**Brief**
Below is a set of records; restate each one word for word.

=-=-=

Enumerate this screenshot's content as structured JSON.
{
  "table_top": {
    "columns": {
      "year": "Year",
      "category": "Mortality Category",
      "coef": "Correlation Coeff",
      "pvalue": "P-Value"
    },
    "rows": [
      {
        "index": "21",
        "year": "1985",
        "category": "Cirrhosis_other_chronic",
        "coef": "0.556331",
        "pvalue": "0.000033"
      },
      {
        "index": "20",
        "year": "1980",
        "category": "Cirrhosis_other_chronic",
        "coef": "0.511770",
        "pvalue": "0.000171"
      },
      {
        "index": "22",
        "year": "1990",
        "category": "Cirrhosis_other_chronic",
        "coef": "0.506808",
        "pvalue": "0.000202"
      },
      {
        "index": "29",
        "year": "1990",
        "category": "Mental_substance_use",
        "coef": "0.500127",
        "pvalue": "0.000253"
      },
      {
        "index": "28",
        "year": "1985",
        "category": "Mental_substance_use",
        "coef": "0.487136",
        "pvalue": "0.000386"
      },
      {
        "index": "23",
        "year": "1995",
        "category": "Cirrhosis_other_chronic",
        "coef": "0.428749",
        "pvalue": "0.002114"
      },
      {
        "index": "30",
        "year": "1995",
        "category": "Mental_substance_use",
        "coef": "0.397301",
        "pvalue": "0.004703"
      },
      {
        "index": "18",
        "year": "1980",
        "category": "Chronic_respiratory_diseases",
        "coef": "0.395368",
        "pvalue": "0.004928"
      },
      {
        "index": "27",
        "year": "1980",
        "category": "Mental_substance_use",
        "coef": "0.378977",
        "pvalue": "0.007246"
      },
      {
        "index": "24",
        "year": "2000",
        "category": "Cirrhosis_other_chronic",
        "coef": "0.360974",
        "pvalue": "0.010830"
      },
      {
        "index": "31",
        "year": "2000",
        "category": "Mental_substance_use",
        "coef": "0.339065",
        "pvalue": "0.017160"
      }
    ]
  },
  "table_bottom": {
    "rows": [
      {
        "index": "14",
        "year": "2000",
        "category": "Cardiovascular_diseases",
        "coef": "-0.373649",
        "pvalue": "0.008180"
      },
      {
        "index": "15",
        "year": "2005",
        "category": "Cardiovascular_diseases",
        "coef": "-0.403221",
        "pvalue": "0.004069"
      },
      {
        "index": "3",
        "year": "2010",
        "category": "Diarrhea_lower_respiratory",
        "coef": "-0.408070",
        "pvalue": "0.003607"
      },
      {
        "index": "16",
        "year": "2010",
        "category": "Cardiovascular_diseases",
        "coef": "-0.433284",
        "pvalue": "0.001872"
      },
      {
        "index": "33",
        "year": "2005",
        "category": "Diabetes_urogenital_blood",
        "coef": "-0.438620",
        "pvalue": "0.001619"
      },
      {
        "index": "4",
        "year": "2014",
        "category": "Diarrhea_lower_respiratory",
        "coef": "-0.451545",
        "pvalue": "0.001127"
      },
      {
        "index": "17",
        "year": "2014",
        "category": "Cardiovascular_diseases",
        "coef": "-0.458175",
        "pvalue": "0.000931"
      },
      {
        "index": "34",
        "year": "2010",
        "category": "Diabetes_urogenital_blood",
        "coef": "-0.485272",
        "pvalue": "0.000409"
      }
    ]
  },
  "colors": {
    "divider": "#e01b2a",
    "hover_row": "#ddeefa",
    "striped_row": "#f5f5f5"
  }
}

=-=-=

**Written response**
Enumerate this screenshot's content as structured JSON.
{
  "table_top": {
    "columns": {
      "year": "Year",
      "category": "Mortality Category",
      "coef": "Correlation Coeff",
      "pvalue": "P-Value"
    },
    "rows": [
      {
        "index": "21",
        "year": "1985",
        "category": "Cirrhosis_other_chronic",
        "coef": "0.556331",
        "pvalue": "0.000033"
      },
      {
        "index": "20",
        "year": "1980",
        "category": "Cirrhosis_other_chronic",
        "coef": "0.511770",
        "pvalue": "0.000171"
      },
      {
        "index": "22",
        "year": "1990",
        "category": "Cirrhosis_other_chronic",
        "coef": "0.506808",
        "pvalue": "0.000202"
      },
      {
        "index": "29",
        "year": "1990",
        "category": "Mental_substance_use",
        "coef": "0.500127",
        "pvalue": "0.000253"
      },
      {
        "index": "28",
        "year": "1985",
        "category": "Mental_substance_use",
        "coef": "0.487136",
        "pvalue": "0.000386"
      },
      {
        "index": "23",
        "year": "1995",
        "category": "Cirrhosis_other_chronic",
        "coef": "0.428749",
        "pvalue": "0.002114"
      },
      {
        "index": "30",
        "year": "1995",
        "category": "Mental_substance_use",
        "coef": "0.397301",
        "pvalue": "0.004703"
      },
      {
        "index": "18",
        "year": "1980",
        "category": "Chronic_respiratory_diseases",
        "coef": "0.395368",
        "pvalue": "0.004928"
      },
      {
        "index": "27",
        "year": "1980",
        "category": "Mental_substance_use",
        "coef": "0.378977",
        "pvalue": "0.007246"
      },
      {
        "index": "24",
        "year": "2000",
        "category": "Cirrhosis_other_chronic",
        "coef": "0.360974",
        "pvalue": "0.010830"
      },
      {
        "index": "31",
        "year": "2000",
        "category": "Mental_substance_use",
        "coef": "0.339065",
        "pvalue": "0.017160"
      }
    ]
  },
  "table_bottom": {
    "rows": [
      {
        "index": "14",
        "year": "2000",
        "category": "Cardiovascular_diseases",
        "coef": "-0.373649",
        "pvalue": "0.008180"
      },
      {
        "index": "15",
        "year": "2005",
        "category": "Cardiovascular_diseases",
        "coef": "-0.403221",
        "pvalue": "0.004069"
      },
      {
        "index": "3",
        "year": "2010",
        "category": "Diarrhea_lower_respiratory",
        "coef": "-0.408070",
        "pvalue": "0.003607"
      },
      {
        "index": "16",
        "year": "2010",
        "category": "Cardiovascular_diseases",
        "coef": "-0.433284",
        "pvalue": "0.001872"
      },
      {
        "index": "33",
        "year": "2005",
        "category": "Diabetes_urogenital_blood",
        "coef": "-0.438620",
        "pvalue": "0.001619"
      },
      {
        "index": "4",
        "year": "2014",
        "category": "Diarrhea_lower_respiratory",
        "coef": "-0.451545",
        "pvalue": "0.001127"
      },
      {
        "index": "17",
        "year": "2014",
        "category": "Cardiovascular_diseases",
        "coef": "-0.458175",
        "pvalue": "0.000931"
      },
      {
        "index": "34",
        "year": "2010",
        "category": "Diabetes_urogenital_blood",
        "coef": "-0.485272",
        "pvalue": "0.000409"
      }
    ]
  },
  "colors": {
    "divider": "#e01b2a",
    "hover_row": "#ddeefa",
    "striped_row": "#f5f5f5"
  }
}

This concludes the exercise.